▶ _REQUEST_
Return word for word the part of the records that opens with the line containing "section-heading: Hoşunuza gidebilecek" and closes with the line containing "search-input[interactable] [374,90,1208,118]", including both of those lines.

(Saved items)
· · · ·

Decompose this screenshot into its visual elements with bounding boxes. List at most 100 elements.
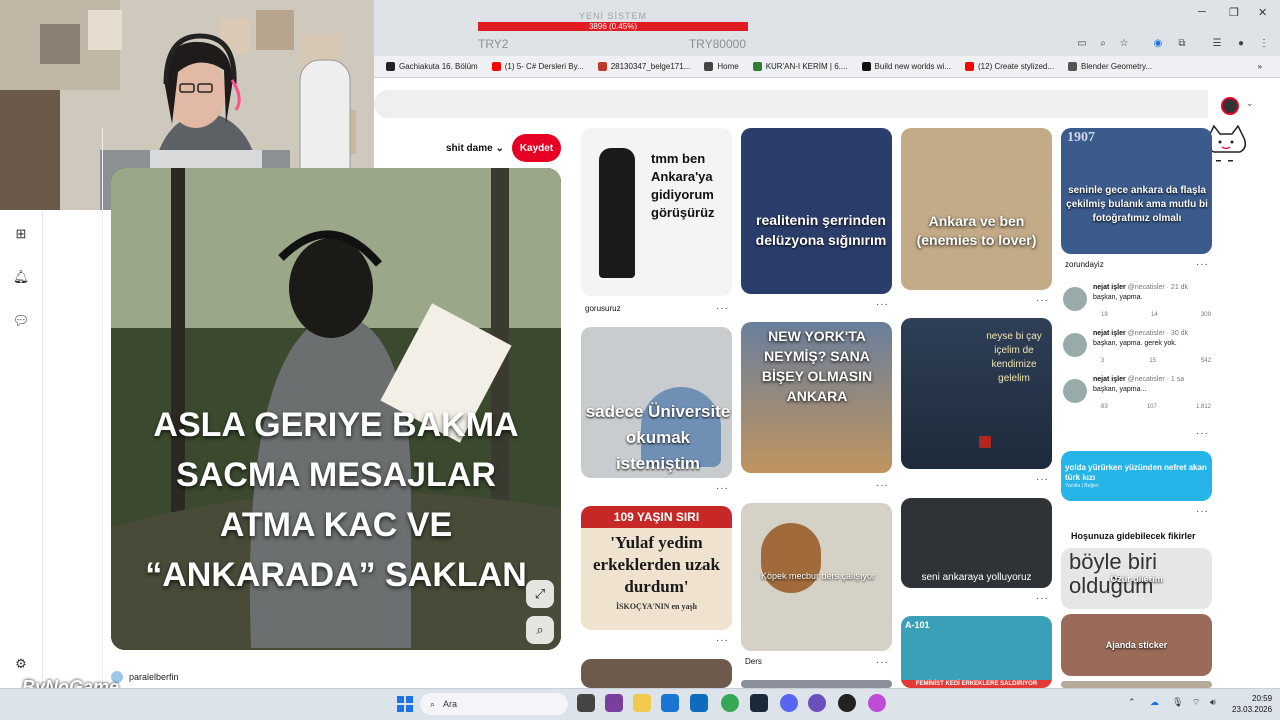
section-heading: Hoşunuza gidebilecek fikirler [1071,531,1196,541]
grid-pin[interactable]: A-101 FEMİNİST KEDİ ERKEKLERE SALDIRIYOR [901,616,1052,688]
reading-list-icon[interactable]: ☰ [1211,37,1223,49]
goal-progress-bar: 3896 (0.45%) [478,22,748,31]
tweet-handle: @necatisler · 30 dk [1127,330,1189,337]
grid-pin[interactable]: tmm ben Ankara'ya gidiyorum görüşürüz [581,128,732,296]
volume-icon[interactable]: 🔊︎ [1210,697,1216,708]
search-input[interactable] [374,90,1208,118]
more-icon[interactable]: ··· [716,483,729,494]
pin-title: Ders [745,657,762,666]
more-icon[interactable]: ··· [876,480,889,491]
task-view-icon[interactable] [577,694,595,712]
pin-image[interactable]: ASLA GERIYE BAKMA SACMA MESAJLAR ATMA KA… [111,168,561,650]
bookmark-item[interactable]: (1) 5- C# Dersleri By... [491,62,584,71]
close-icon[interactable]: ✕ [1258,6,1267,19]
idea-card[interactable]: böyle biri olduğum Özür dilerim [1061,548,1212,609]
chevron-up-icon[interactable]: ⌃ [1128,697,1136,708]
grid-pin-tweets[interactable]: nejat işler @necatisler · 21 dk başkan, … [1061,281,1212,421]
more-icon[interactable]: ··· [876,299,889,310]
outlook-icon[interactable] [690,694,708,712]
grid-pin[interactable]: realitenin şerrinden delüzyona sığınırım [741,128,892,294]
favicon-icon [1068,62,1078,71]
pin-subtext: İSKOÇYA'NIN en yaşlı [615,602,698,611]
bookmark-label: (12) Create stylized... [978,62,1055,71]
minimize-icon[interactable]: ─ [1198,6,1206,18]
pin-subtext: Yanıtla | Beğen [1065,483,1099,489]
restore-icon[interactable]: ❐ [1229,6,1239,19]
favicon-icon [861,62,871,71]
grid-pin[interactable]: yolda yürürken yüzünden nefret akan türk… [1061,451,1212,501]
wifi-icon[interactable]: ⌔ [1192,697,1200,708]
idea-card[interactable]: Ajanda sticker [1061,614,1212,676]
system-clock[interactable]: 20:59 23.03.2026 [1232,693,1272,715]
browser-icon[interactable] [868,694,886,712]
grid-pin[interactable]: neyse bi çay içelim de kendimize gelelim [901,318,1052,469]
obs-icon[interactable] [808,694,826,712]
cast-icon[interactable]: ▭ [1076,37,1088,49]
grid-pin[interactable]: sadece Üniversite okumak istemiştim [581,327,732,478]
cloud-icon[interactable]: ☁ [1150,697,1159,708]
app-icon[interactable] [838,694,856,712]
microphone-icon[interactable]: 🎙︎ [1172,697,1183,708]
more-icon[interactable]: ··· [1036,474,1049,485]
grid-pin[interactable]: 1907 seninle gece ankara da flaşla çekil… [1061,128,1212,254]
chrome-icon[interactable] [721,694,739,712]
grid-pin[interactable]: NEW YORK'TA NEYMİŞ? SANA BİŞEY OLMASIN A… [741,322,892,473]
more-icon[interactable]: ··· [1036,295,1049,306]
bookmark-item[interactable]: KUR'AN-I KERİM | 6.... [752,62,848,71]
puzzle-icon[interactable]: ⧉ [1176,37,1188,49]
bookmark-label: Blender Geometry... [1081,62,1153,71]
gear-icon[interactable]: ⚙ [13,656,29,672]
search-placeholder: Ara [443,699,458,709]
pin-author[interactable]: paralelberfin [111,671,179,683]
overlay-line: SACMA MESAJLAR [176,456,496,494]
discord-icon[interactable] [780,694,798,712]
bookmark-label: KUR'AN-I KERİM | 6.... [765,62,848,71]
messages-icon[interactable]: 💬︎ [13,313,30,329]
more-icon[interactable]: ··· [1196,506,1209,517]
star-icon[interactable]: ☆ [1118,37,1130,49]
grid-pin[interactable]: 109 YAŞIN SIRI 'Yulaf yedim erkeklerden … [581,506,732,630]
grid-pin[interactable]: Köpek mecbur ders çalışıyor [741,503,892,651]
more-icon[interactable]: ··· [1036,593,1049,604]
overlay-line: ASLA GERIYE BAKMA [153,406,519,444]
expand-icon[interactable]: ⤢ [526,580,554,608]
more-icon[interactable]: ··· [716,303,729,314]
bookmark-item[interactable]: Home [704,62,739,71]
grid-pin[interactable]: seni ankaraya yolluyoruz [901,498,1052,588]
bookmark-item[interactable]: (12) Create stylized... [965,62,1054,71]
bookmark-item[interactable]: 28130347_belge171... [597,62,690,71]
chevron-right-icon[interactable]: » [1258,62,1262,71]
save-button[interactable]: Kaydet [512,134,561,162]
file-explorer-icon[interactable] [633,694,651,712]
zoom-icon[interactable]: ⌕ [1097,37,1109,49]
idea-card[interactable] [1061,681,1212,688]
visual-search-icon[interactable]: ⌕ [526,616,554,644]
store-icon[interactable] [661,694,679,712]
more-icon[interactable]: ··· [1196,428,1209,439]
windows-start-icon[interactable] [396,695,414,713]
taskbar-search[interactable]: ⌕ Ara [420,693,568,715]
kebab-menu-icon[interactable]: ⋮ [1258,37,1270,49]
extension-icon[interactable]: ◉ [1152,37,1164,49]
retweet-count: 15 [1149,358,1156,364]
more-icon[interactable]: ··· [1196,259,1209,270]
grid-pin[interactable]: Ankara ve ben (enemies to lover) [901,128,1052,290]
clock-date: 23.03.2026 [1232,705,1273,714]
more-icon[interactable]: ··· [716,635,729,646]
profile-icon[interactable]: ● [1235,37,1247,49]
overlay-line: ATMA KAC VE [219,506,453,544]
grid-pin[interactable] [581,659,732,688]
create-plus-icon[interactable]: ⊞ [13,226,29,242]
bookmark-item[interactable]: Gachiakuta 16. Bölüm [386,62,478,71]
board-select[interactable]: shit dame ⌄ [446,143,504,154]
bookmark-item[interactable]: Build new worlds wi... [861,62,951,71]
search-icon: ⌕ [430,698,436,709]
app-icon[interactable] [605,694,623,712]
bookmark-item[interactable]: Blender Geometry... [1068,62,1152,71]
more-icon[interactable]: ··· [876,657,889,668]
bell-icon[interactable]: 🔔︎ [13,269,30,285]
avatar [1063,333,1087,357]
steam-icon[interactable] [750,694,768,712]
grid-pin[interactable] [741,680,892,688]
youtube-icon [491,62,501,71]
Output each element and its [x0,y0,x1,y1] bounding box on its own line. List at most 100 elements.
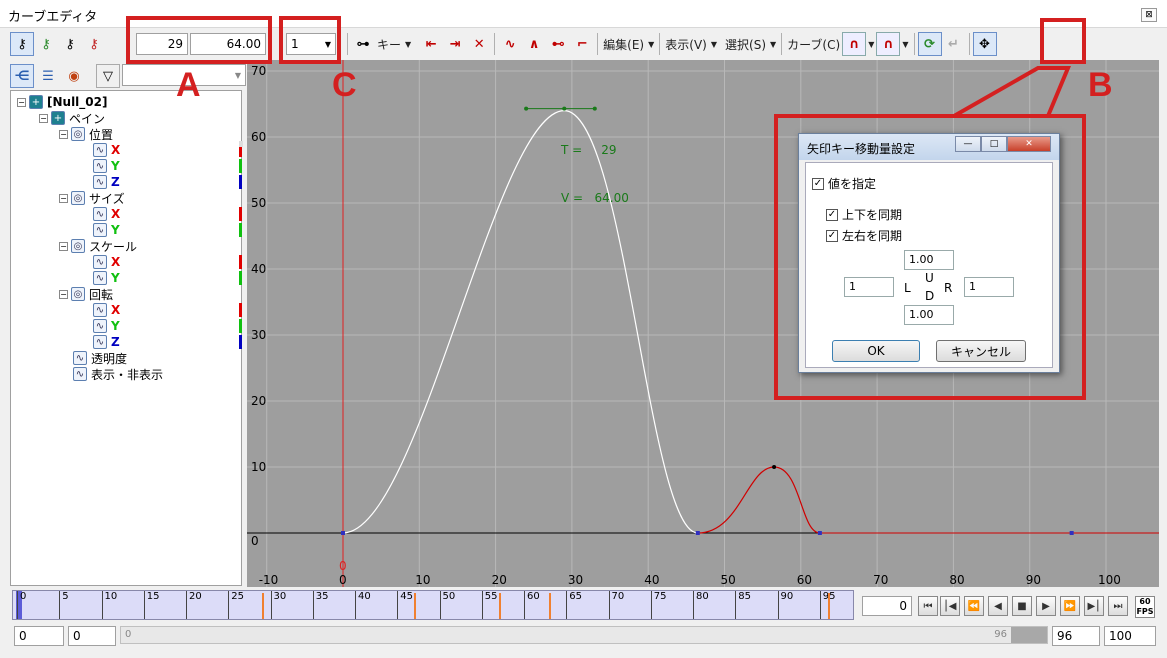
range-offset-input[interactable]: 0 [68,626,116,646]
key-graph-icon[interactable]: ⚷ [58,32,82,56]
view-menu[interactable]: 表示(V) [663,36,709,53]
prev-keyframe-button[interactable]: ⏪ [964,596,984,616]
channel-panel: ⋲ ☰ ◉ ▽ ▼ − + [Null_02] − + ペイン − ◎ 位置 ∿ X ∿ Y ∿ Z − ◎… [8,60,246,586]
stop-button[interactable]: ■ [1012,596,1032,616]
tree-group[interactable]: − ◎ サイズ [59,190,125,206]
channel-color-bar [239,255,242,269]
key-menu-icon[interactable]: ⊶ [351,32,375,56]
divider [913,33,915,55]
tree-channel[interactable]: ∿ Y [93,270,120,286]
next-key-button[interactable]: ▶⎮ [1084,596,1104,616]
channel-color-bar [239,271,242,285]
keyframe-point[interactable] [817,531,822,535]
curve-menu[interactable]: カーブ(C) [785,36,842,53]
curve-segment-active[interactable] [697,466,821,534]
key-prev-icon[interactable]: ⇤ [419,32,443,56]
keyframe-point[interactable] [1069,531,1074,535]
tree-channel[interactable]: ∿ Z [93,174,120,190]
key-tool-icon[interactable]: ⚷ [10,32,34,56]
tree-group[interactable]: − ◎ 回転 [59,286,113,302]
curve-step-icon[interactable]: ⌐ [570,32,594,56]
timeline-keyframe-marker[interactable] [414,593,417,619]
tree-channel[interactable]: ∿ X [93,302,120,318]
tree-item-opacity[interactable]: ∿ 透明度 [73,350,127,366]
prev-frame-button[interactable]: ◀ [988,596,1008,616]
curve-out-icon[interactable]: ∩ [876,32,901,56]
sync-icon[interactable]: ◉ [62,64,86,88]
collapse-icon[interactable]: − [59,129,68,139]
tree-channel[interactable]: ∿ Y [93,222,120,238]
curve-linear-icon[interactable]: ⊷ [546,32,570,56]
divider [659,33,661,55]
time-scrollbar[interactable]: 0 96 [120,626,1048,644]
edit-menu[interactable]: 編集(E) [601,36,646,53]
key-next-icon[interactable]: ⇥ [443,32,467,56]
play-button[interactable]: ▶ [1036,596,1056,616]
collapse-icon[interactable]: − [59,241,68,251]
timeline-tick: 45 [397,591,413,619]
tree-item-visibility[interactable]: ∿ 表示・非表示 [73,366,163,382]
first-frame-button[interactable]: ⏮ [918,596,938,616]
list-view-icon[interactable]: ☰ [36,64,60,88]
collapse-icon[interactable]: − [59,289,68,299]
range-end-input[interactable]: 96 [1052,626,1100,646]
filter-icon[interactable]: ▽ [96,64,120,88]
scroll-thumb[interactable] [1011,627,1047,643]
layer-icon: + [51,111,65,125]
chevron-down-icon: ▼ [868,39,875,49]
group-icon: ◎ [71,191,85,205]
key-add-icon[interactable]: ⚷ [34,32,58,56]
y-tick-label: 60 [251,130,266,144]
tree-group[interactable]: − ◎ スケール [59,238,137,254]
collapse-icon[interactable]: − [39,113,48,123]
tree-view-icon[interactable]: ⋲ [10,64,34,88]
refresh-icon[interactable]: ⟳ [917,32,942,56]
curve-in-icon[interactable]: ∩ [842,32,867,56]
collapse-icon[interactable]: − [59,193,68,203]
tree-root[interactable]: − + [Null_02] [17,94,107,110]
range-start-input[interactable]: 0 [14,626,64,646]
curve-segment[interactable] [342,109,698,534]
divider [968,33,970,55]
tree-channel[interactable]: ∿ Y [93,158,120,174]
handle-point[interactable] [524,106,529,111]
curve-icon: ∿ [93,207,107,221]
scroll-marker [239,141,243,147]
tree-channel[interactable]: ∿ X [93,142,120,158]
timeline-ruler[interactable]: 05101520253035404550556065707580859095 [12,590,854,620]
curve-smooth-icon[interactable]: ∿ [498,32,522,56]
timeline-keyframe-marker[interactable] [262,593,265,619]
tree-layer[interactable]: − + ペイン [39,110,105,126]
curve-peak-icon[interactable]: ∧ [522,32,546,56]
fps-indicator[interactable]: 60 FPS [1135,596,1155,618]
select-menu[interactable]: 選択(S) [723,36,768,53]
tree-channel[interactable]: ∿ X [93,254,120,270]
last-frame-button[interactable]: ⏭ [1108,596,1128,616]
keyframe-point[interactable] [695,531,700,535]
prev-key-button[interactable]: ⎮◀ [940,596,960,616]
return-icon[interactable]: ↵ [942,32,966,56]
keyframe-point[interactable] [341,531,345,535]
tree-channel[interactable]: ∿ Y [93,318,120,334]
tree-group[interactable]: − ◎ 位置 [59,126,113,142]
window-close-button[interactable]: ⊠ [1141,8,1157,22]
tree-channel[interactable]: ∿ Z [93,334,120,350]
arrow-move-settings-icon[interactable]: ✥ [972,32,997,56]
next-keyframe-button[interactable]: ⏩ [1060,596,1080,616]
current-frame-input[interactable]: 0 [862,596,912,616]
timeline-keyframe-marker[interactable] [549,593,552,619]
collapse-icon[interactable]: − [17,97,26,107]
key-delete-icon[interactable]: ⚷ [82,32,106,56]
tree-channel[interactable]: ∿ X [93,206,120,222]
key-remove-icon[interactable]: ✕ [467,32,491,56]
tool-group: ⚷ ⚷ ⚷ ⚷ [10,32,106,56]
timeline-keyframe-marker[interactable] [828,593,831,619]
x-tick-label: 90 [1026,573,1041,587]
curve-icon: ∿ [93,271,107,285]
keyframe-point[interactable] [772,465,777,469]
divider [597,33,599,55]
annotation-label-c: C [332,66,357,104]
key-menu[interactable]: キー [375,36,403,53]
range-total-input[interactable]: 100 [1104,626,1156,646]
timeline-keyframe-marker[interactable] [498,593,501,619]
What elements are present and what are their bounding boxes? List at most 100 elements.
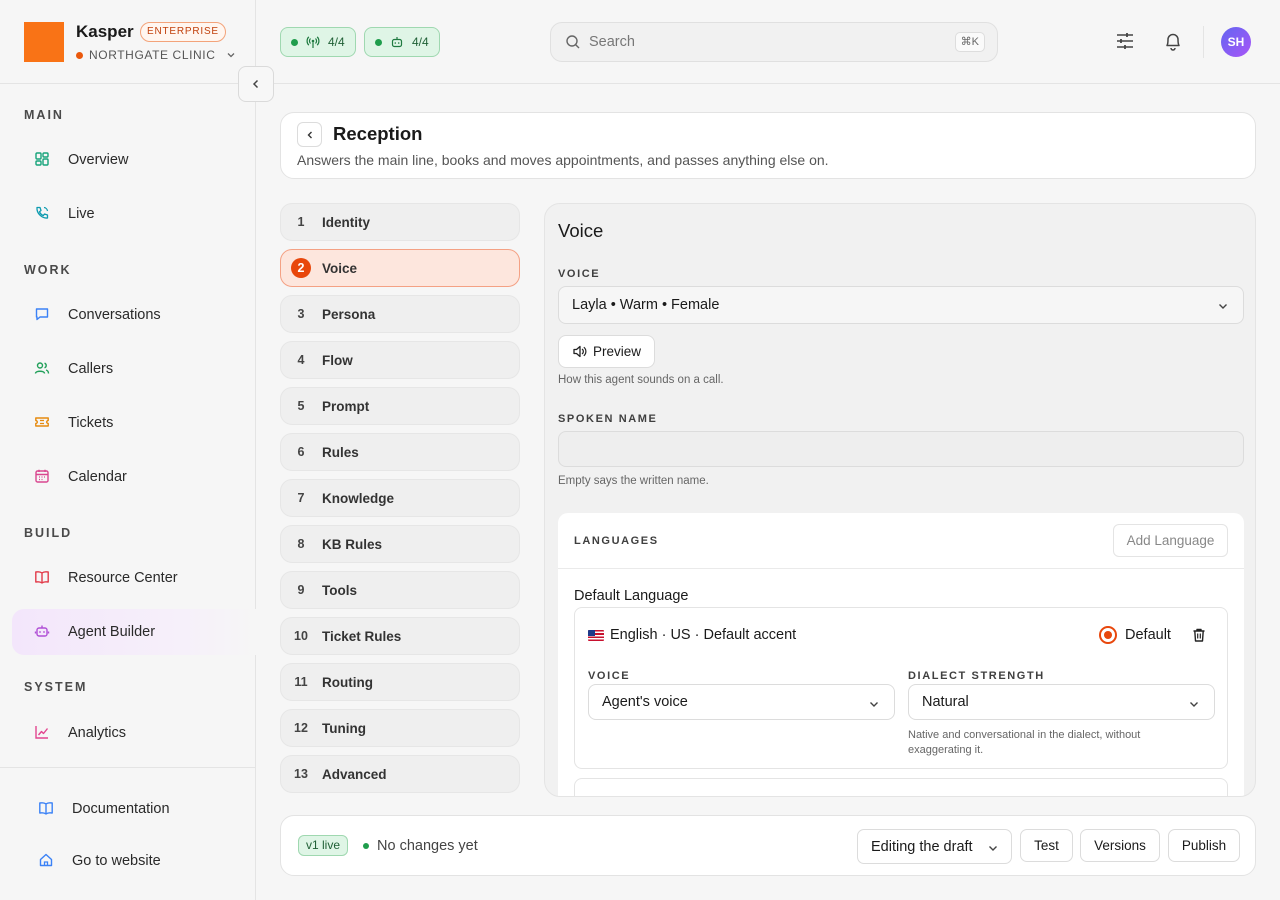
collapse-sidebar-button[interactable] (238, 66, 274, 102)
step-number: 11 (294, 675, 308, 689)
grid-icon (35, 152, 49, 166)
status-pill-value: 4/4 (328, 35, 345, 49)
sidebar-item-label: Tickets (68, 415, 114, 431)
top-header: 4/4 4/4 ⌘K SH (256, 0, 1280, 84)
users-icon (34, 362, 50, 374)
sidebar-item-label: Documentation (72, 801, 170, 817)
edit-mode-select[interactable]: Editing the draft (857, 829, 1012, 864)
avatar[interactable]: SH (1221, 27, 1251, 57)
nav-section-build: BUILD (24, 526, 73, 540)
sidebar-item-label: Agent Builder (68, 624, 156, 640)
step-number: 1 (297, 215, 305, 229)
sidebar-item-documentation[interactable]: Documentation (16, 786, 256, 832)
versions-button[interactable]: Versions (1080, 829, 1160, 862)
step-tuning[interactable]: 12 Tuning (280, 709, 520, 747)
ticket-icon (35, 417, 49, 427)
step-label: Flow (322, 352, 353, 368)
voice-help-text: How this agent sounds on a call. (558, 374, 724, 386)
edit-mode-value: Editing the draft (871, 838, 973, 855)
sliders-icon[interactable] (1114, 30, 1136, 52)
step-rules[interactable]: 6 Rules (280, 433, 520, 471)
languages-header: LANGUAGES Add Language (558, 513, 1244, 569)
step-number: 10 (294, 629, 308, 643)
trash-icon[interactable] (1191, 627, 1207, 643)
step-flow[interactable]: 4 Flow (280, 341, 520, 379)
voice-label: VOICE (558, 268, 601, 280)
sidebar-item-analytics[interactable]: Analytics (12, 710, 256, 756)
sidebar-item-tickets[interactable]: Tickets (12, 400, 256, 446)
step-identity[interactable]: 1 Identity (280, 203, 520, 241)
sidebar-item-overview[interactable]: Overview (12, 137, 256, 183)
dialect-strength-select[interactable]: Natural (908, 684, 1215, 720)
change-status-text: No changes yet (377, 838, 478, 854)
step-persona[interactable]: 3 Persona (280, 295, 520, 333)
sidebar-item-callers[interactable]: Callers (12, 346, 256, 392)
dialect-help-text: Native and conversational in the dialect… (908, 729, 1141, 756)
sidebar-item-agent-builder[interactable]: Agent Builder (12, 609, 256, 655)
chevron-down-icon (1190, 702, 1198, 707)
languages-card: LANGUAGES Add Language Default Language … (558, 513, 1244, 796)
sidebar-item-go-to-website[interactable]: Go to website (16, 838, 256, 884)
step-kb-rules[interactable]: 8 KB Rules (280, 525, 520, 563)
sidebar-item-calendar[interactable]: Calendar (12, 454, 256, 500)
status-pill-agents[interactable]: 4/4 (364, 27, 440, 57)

· · · ·

▶ _EXPECTED ANSWER_
section-heading: Hoşunuza gidebilecek fikirler [1071,531,1196,541]
grid-pin[interactable]: A-101 FEMİNİST KEDİ ERKEKLERE SALDIRIYOR [901,616,1052,688]
reading-list-icon[interactable]: ☰ [1211,37,1223,49]
goal-progress-bar: 3896 (0.45%) [478,22,748,31]
tweet-handle: @necatisler · 30 dk [1127,330,1189,337]
grid-pin[interactable]: tmm ben Ankara'ya gidiyorum görüşürüz [581,128,732,296]
volume-icon[interactable]: 🔊︎ [1210,697,1216,708]
search-input[interactable] [374,90,1208,118]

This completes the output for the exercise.